Dataset records
● ● ● ●

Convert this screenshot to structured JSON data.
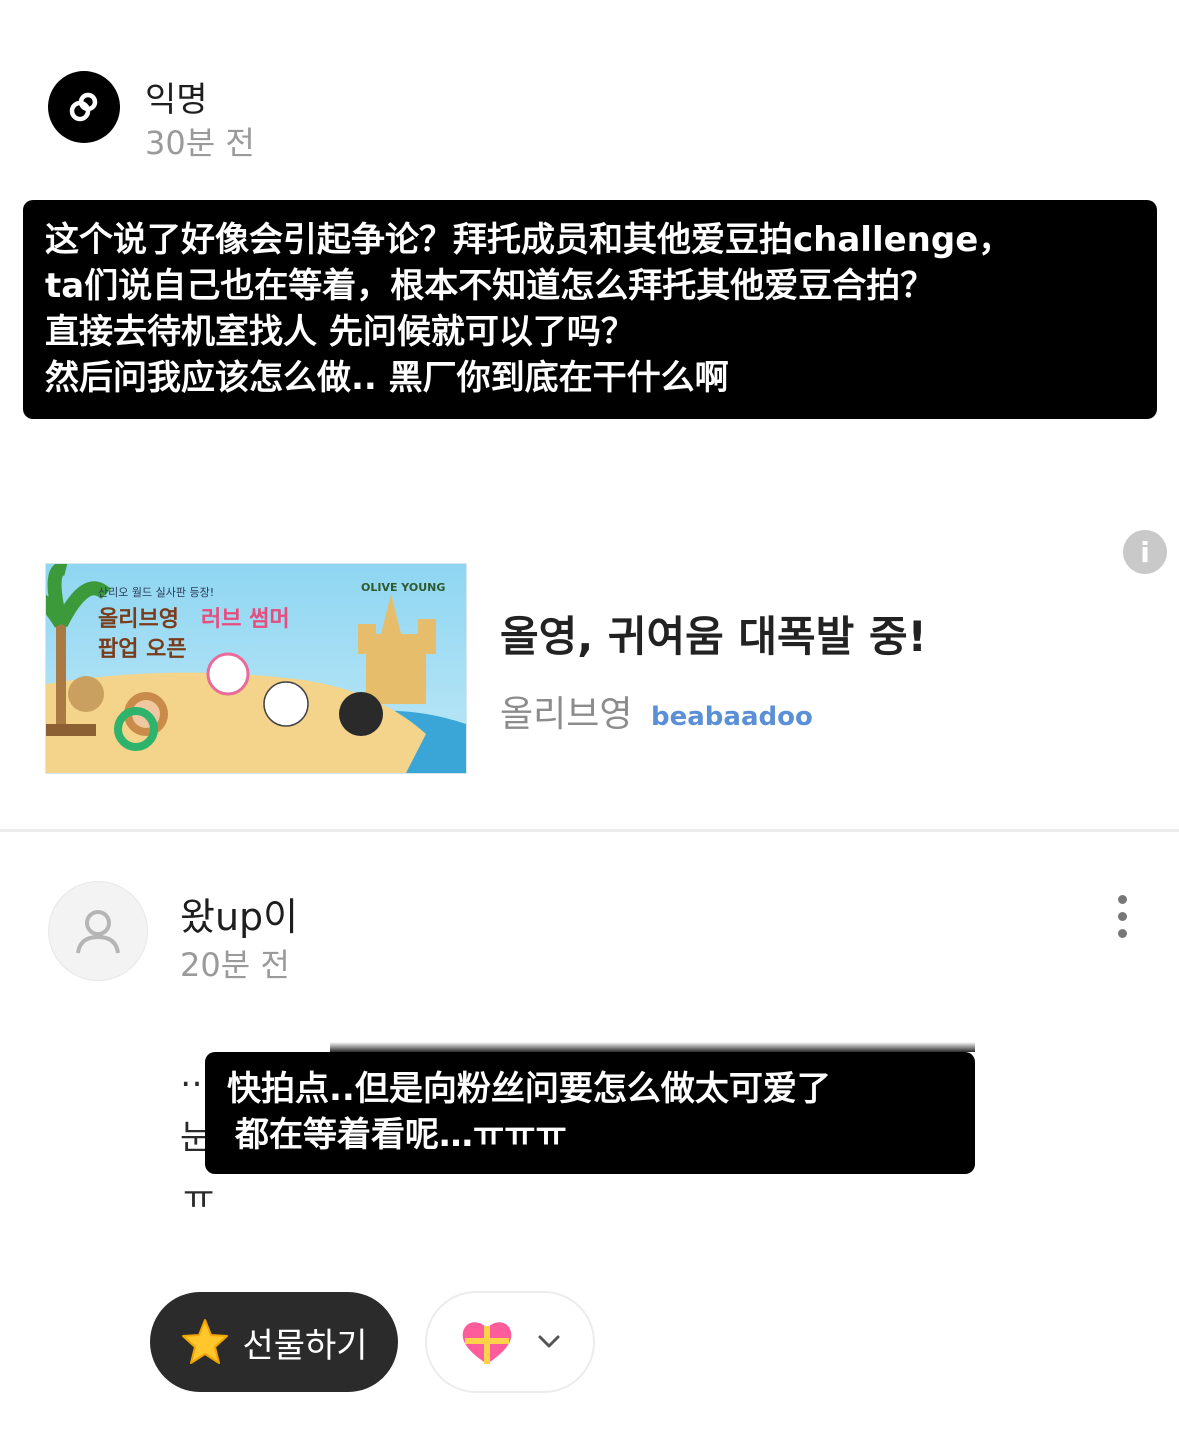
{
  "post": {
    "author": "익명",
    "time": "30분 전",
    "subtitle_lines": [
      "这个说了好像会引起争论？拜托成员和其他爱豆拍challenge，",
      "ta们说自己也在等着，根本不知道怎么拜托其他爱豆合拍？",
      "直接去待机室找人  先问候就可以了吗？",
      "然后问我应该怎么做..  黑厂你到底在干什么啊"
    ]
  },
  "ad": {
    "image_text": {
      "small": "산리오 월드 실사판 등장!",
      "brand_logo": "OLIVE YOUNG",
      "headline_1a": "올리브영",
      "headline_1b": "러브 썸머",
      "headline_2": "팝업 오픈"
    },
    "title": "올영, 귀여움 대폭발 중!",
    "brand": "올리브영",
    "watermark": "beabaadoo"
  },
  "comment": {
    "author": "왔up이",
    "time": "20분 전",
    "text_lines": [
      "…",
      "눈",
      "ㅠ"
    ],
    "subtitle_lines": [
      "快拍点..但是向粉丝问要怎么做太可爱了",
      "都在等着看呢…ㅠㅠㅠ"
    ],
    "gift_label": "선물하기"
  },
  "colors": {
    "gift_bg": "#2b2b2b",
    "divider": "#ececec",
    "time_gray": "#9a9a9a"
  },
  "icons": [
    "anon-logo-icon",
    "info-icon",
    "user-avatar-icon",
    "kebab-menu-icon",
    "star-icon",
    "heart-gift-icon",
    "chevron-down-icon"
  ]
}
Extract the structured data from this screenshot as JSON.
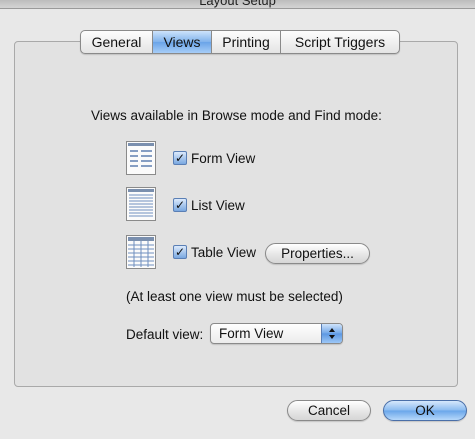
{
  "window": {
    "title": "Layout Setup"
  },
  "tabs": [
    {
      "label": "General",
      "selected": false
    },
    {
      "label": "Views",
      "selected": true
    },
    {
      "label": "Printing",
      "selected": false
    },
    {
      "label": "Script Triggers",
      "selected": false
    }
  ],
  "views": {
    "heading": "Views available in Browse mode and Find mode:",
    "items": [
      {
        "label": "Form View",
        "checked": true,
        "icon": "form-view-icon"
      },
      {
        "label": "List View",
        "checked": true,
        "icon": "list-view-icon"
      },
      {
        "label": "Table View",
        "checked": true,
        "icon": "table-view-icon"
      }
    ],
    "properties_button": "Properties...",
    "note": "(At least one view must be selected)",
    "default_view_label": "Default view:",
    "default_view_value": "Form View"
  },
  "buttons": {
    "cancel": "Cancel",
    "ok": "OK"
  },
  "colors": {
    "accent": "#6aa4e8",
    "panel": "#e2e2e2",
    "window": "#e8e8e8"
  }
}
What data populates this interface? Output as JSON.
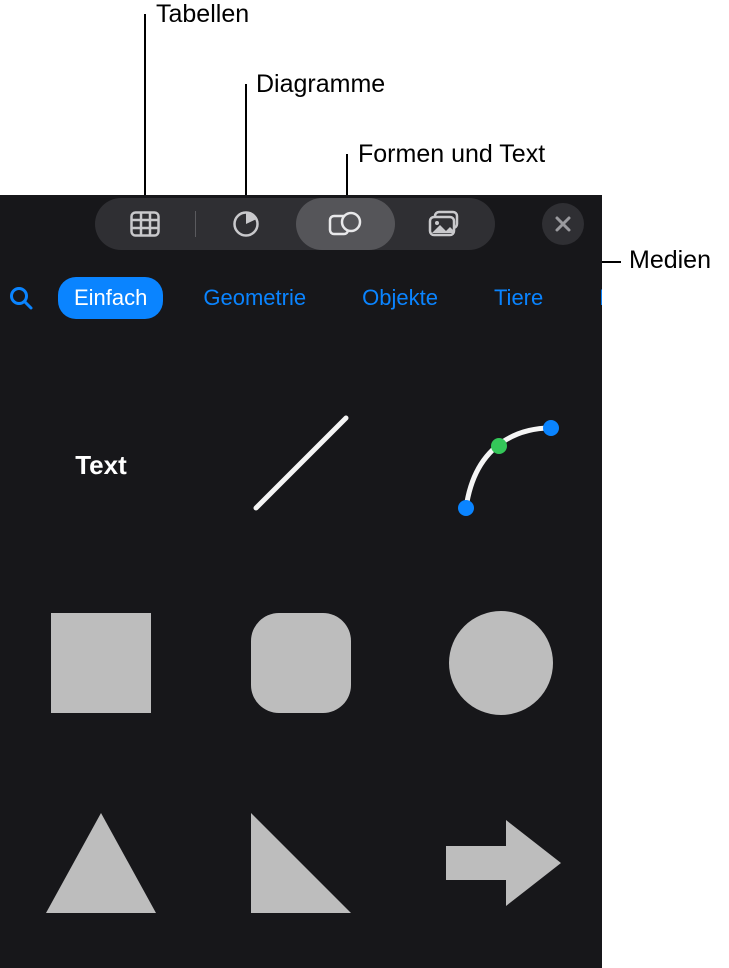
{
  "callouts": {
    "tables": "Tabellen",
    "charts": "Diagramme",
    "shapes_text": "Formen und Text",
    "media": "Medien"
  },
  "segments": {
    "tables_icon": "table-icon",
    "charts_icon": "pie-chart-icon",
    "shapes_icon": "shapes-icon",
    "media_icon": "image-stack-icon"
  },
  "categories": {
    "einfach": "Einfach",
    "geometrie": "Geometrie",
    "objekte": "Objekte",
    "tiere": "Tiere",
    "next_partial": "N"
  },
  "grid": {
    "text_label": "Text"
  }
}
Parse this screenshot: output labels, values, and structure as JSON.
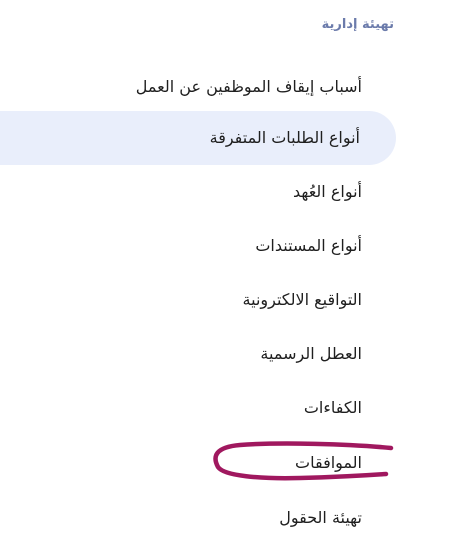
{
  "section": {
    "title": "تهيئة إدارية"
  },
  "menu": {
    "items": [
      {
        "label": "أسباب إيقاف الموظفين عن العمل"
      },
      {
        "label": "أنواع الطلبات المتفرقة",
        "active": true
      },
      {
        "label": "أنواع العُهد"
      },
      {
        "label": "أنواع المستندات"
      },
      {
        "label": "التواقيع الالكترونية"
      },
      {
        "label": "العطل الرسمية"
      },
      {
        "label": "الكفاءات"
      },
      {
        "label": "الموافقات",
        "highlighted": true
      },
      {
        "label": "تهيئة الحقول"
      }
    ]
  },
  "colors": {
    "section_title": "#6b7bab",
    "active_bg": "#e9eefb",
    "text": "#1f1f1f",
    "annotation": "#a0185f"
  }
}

● ● ● ●

_Stated task_
Pictures must be left out. Repeat exactly the lines from the one containing "Parse this screenshot: output" through the final line of the data.

_Worked solution_
Parse this screenshot: output labels, values, and structure as JSON.
{
  "section": {
    "title": "تهيئة إدارية"
  },
  "menu": {
    "items": [
      {
        "label": "أسباب إيقاف الموظفين عن العمل"
      },
      {
        "label": "أنواع الطلبات المتفرقة",
        "active": true
      },
      {
        "label": "أنواع العُهد"
      },
      {
        "label": "أنواع المستندات"
      },
      {
        "label": "التواقيع الالكترونية"
      },
      {
        "label": "العطل الرسمية"
      },
      {
        "label": "الكفاءات"
      },
      {
        "label": "الموافقات",
        "highlighted": true
      },
      {
        "label": "تهيئة الحقول"
      }
    ]
  },
  "colors": {
    "section_title": "#6b7bab",
    "active_bg": "#e9eefb",
    "text": "#1f1f1f",
    "annotation": "#a0185f"
  }
}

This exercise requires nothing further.